[Item position entries]
+--

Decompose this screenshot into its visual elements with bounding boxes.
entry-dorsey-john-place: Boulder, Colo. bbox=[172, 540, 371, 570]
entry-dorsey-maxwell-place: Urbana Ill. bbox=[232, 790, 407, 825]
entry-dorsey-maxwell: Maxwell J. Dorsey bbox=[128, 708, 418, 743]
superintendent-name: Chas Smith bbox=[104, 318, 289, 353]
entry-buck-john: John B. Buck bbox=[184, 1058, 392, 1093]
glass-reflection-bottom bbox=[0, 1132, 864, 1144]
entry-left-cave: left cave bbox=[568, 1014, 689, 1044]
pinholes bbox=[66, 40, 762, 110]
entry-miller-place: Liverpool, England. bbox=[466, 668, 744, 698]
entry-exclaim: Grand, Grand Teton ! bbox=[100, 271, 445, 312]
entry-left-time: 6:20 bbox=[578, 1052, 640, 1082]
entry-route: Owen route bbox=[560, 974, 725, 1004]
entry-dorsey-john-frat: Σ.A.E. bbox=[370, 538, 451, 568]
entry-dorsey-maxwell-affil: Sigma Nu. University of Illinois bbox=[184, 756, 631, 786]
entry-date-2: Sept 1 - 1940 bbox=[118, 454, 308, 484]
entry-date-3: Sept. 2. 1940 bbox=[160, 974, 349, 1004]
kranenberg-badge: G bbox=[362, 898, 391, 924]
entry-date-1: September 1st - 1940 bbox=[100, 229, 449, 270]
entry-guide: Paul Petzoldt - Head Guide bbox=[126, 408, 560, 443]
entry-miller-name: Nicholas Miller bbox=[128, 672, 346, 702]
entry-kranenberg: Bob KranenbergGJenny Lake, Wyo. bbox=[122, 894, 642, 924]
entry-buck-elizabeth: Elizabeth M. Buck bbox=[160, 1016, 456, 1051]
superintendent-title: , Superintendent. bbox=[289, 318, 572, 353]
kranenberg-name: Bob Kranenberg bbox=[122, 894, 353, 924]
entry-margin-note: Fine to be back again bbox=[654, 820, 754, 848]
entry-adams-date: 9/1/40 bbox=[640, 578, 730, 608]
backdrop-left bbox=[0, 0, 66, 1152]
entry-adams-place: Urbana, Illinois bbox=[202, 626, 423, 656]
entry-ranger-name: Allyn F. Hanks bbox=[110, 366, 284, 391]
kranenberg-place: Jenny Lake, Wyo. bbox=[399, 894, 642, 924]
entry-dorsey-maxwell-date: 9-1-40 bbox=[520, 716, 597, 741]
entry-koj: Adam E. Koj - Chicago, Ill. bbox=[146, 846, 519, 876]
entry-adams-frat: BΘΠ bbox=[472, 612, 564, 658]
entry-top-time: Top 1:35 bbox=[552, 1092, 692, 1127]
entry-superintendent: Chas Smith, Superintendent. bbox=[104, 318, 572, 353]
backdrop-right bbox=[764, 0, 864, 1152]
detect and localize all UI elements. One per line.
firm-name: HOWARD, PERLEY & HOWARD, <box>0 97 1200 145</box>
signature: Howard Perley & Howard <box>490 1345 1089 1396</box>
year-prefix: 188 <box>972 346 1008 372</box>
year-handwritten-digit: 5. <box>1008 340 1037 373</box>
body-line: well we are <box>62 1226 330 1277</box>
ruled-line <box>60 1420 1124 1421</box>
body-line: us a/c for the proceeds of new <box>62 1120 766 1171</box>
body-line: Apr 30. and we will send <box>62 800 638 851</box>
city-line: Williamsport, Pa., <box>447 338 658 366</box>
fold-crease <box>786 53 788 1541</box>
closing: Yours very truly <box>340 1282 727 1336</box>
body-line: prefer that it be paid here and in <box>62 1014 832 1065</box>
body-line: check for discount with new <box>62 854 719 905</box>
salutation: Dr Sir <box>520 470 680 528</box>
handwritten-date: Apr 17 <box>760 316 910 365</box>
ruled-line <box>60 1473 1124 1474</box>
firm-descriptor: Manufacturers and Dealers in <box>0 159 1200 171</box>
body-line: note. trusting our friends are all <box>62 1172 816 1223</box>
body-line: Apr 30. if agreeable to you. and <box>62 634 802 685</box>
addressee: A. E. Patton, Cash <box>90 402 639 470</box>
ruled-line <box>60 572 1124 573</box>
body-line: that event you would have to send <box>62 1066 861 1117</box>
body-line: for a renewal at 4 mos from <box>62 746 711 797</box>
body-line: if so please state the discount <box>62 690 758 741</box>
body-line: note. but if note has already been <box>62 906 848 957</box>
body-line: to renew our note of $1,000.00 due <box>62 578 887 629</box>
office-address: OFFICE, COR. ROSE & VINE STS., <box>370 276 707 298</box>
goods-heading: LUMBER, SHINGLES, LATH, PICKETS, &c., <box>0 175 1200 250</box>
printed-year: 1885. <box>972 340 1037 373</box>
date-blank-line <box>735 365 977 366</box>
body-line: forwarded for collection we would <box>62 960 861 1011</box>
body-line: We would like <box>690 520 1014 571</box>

+--

> **Requirement**
Quote word for word the stretch of rows from the very start through the line containing "entry-dorsey-maxwell: Maxwell J.", including both ends.

> **Written solution**
Decompose this screenshot into its visual elements with bounding boxes.
entry-dorsey-john-place: Boulder, Colo. bbox=[172, 540, 371, 570]
entry-dorsey-maxwell-place: Urbana Ill. bbox=[232, 790, 407, 825]
entry-dorsey-maxwell: Maxwell J. Dorsey bbox=[128, 708, 418, 743]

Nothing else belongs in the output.